Stored data entries
+---+

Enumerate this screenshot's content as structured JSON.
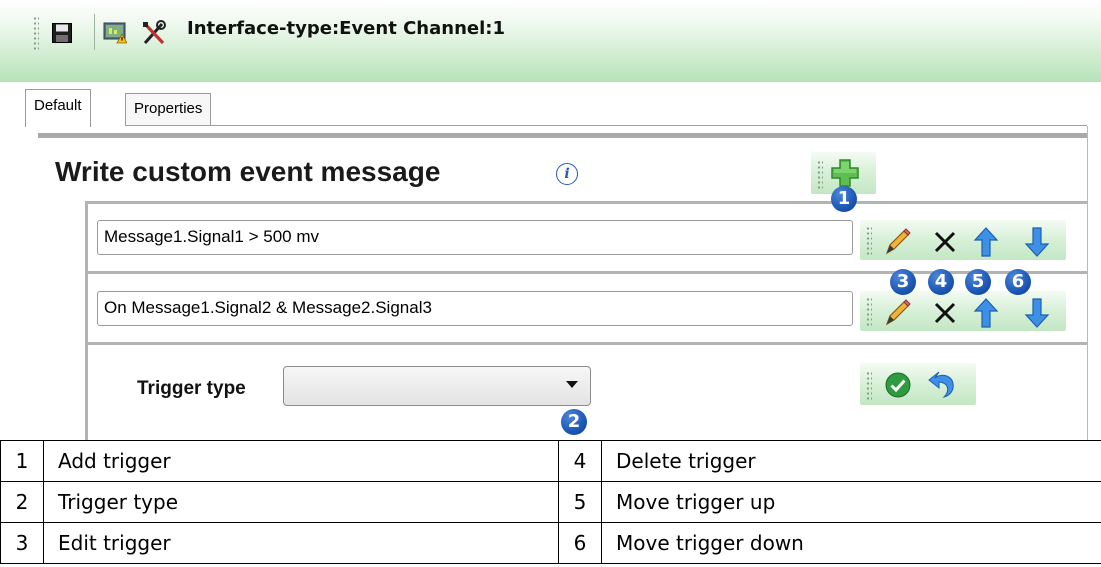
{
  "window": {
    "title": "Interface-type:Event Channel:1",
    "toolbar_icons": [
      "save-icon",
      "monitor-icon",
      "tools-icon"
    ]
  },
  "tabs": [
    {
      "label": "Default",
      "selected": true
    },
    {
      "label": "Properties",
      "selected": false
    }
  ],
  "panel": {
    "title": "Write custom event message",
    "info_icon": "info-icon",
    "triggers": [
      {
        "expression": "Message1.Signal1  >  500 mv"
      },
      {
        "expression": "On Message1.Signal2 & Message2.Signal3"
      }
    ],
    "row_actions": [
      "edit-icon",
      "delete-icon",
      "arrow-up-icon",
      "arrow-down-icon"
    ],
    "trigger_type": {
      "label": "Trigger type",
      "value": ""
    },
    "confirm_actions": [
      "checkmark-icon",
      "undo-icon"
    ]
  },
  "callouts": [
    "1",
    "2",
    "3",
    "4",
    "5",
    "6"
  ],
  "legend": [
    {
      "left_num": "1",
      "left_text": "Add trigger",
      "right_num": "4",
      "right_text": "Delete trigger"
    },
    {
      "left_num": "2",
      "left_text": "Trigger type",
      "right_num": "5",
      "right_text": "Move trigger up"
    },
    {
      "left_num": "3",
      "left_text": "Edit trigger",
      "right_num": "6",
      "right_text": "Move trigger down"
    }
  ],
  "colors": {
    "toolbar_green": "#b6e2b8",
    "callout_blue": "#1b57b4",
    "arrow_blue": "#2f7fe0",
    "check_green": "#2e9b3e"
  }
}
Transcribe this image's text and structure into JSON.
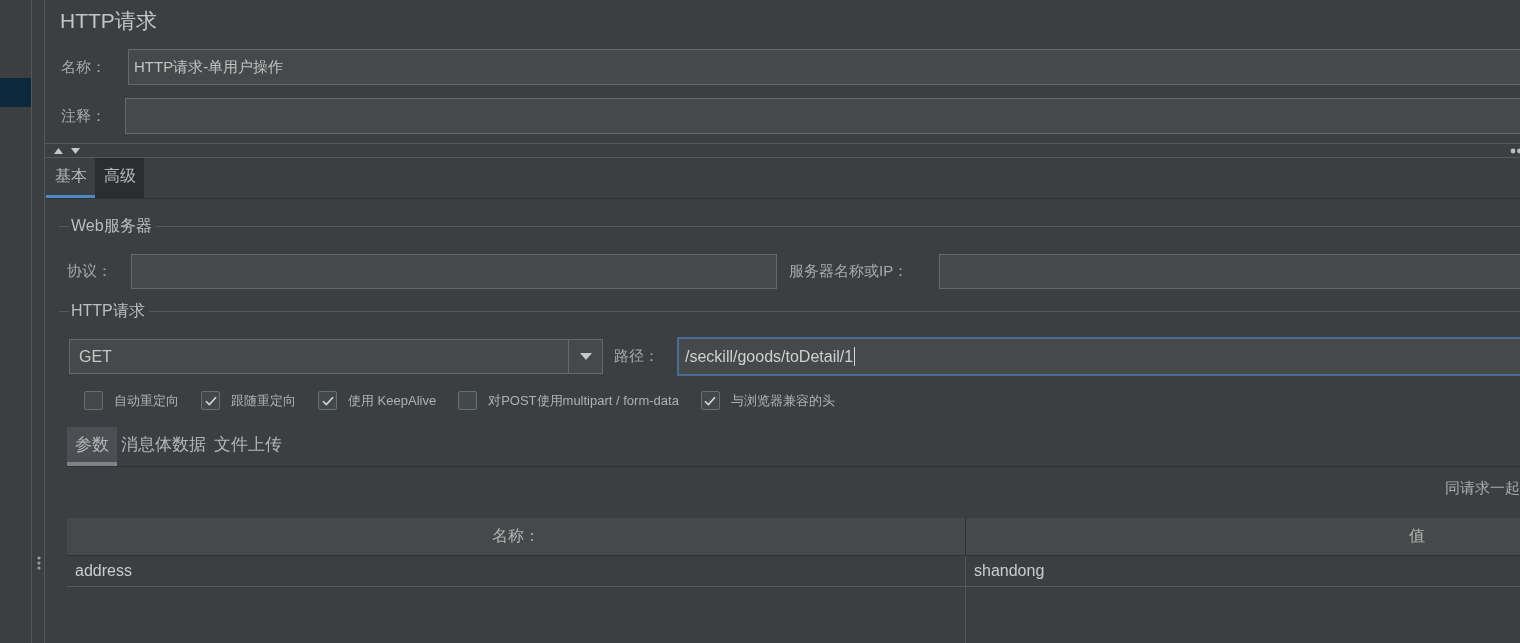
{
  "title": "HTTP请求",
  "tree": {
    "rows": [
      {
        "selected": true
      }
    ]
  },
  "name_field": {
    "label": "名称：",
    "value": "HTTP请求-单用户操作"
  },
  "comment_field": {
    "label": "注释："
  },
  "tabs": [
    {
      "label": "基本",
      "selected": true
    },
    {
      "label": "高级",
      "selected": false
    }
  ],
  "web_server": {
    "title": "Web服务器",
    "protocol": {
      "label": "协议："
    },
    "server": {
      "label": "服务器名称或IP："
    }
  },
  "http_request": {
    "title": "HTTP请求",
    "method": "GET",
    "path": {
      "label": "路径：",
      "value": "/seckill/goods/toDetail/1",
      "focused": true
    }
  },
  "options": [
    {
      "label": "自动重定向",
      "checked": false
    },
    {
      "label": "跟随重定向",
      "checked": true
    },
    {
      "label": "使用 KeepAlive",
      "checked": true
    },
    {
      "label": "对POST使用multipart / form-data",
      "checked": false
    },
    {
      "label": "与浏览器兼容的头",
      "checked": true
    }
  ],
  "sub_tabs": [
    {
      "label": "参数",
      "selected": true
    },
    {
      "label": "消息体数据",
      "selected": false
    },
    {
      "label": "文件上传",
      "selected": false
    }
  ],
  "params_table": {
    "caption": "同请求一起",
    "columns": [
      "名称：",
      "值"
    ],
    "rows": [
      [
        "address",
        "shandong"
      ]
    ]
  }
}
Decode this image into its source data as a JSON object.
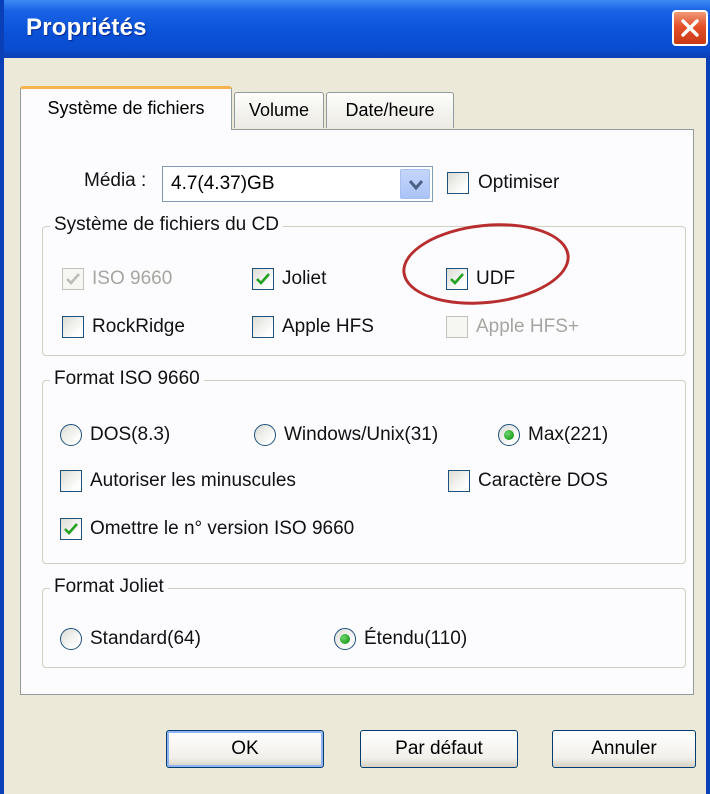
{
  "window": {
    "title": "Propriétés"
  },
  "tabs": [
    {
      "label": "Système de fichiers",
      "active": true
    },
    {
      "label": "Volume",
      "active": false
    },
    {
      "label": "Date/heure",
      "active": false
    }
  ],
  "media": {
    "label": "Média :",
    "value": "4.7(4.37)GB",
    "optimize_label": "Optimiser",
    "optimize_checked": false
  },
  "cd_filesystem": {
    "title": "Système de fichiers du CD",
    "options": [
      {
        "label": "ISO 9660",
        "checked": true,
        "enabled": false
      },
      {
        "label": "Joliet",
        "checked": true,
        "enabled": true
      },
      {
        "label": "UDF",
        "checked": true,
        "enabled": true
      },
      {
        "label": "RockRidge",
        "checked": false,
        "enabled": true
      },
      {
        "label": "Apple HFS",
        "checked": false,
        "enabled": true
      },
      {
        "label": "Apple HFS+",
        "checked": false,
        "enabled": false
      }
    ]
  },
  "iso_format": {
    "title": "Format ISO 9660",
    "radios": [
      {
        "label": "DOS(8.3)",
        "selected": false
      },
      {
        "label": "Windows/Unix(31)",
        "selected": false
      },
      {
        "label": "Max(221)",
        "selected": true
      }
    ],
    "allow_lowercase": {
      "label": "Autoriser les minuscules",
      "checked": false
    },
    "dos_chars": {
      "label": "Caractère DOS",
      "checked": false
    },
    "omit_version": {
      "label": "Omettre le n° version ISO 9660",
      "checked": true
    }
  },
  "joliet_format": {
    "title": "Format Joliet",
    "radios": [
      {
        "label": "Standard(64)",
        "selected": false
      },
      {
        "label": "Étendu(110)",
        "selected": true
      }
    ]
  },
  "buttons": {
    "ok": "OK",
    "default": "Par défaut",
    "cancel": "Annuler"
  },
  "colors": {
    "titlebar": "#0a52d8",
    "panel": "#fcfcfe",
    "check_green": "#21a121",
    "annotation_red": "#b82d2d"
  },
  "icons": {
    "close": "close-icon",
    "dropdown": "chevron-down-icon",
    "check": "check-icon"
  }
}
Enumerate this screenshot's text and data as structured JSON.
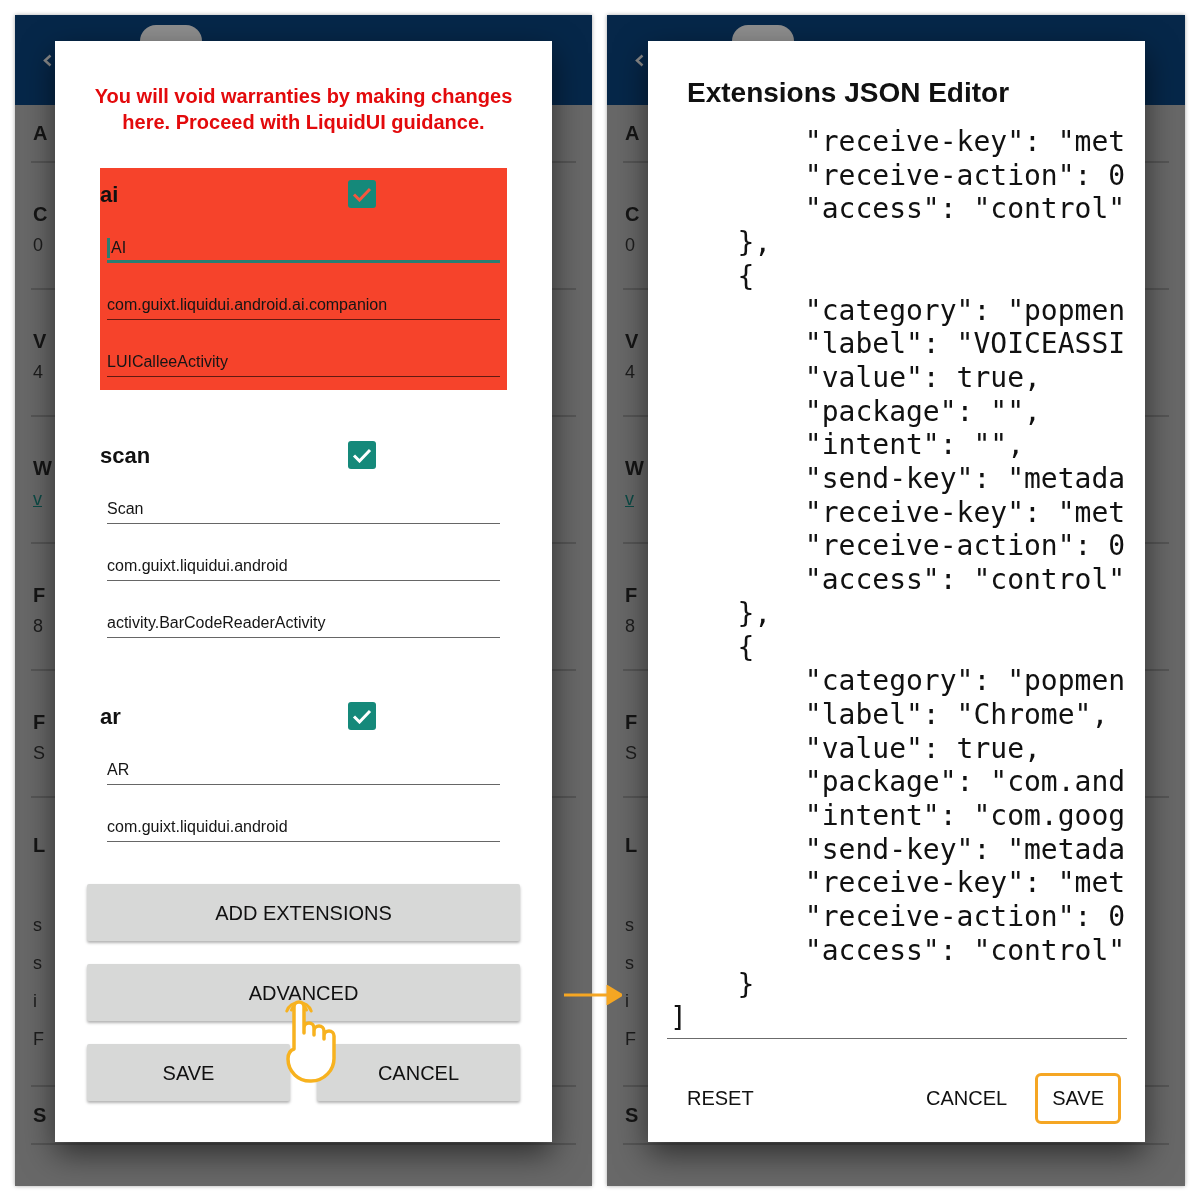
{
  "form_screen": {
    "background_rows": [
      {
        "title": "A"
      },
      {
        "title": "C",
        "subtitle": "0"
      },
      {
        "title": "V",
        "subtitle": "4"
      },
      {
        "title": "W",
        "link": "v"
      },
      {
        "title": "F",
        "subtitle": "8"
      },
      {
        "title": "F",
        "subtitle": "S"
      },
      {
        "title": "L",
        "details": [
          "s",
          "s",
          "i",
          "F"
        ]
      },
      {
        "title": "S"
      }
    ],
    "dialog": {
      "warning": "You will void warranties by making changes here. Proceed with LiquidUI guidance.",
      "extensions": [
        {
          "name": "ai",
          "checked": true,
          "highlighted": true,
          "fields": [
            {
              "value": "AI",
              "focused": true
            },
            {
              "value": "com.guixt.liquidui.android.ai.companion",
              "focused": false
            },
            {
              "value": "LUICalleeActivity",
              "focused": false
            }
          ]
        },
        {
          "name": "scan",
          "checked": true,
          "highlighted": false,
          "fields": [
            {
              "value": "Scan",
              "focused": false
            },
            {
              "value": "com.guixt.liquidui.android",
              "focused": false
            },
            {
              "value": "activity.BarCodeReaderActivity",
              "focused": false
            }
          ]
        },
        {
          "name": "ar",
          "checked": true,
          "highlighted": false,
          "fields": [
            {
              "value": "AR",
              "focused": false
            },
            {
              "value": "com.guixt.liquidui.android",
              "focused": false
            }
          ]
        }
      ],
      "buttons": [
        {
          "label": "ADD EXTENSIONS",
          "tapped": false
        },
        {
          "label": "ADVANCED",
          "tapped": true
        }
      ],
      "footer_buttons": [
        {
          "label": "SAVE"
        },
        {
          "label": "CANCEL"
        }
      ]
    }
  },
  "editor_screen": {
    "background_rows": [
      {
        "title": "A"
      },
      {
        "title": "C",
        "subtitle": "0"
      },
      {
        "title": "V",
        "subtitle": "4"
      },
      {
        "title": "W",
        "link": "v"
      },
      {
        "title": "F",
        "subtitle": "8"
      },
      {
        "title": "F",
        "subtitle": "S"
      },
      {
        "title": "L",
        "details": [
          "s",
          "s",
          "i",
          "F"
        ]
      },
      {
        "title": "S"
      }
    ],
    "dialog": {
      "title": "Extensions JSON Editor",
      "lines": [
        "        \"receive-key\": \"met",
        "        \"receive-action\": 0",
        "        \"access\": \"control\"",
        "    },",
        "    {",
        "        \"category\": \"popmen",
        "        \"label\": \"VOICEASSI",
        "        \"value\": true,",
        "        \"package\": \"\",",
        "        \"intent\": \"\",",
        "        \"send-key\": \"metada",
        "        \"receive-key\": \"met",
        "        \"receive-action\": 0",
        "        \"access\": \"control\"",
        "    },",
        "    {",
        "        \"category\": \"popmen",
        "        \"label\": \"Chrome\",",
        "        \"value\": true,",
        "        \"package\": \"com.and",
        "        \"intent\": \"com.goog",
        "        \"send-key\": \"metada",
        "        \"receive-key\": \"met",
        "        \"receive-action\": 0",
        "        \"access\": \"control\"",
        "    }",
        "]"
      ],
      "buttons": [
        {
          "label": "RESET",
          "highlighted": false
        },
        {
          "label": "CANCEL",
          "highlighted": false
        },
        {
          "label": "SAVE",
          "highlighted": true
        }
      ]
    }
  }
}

+---+

SHORT TASK =
Show each line of the data that contains the string "fichiers".

RESPONSE TO THIS TASK =
      "label": "Système de fichiers",
    "title": "Système de fichiers du CD",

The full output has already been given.